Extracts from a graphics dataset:
——
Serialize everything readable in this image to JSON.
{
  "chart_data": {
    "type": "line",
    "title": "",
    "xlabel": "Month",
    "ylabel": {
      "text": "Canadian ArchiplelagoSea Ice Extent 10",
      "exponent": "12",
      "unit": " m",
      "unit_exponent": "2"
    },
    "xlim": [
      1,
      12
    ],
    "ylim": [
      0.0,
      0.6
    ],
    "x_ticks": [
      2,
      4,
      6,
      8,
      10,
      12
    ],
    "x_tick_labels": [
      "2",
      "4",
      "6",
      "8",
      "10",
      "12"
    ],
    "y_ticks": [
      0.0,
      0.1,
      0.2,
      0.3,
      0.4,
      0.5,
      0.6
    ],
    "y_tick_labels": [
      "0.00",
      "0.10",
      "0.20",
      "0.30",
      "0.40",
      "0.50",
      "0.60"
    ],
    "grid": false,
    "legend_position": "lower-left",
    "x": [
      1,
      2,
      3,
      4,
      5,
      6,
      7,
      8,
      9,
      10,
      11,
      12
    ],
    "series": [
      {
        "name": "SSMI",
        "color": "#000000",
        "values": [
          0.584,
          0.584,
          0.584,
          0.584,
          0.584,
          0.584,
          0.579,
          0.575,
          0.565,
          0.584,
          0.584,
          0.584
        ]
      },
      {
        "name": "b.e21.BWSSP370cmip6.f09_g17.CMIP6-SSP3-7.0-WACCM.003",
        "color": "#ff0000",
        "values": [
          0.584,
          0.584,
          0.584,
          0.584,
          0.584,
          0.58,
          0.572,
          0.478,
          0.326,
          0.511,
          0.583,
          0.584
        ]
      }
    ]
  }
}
——
TASK REQUIREMENTS:
Go through the entries above and count the lines containing the word "name"; give only that count.

EXPECTED OUTPUT:
2